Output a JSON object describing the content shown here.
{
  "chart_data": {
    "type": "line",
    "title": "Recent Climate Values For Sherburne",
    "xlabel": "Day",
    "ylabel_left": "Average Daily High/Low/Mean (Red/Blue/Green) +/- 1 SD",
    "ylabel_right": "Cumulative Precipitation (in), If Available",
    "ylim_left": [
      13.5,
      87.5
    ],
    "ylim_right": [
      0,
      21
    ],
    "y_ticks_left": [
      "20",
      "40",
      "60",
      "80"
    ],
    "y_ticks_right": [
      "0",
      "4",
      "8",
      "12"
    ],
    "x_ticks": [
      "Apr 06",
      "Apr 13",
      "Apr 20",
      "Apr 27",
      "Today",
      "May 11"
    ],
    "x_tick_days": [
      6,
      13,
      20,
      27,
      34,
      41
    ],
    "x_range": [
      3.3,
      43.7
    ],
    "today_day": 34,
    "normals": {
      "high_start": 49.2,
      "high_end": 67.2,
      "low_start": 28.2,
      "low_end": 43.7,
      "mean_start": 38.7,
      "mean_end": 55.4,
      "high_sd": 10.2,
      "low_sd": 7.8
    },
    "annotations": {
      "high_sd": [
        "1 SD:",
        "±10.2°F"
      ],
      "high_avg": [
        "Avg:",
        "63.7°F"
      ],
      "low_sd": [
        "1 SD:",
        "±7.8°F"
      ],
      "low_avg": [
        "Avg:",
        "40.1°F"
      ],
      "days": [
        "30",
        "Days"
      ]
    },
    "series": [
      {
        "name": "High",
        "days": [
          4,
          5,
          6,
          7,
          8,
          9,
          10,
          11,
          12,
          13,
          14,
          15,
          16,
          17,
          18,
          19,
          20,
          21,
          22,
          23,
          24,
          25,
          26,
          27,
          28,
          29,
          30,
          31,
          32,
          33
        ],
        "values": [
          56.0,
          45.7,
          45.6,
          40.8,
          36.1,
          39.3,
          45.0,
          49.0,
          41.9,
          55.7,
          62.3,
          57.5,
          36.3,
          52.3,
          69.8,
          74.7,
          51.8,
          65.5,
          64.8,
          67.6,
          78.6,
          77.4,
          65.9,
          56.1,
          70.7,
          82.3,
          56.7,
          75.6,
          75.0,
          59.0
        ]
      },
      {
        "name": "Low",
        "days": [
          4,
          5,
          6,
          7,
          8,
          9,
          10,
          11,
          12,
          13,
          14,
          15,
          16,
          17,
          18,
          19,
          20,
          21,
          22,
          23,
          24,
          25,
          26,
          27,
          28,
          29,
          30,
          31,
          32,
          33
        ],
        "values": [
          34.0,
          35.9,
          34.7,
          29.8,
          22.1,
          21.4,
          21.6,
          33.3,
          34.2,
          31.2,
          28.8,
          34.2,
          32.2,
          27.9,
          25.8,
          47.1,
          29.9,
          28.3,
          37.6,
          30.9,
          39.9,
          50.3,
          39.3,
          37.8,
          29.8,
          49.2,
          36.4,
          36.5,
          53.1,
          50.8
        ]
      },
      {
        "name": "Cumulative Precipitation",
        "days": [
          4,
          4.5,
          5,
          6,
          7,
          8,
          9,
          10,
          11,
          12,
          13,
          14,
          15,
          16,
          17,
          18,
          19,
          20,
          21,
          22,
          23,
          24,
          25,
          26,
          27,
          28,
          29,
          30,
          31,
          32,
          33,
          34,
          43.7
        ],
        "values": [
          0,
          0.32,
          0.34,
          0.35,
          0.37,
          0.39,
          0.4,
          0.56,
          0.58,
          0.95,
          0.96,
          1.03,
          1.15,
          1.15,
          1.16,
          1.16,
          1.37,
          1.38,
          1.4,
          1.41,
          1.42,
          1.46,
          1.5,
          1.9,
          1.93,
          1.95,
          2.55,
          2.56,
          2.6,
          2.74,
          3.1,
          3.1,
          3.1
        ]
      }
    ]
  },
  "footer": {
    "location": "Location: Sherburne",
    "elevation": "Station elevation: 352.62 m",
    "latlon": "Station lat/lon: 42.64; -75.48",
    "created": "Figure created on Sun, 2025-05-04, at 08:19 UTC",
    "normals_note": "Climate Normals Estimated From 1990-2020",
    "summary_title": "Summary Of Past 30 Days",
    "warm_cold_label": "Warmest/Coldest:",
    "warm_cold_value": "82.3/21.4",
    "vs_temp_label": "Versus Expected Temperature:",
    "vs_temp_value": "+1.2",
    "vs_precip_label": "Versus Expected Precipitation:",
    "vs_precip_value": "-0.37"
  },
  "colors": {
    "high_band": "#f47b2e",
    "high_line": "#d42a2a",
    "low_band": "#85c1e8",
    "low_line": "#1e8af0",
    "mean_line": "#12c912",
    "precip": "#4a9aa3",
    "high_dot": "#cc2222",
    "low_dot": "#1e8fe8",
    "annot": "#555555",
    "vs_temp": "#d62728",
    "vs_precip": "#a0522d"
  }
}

-------

▶ _Stated exercise_:
Copy out all lines from the material above that contain the string "Precipitation".

▶ _Output of the task_:
    "ylabel_right": "Cumulative Precipitation (in), If Available",
        "name": "Cumulative Precipitation",
    "vs_precip_label": "Versus Expected Precipitation:",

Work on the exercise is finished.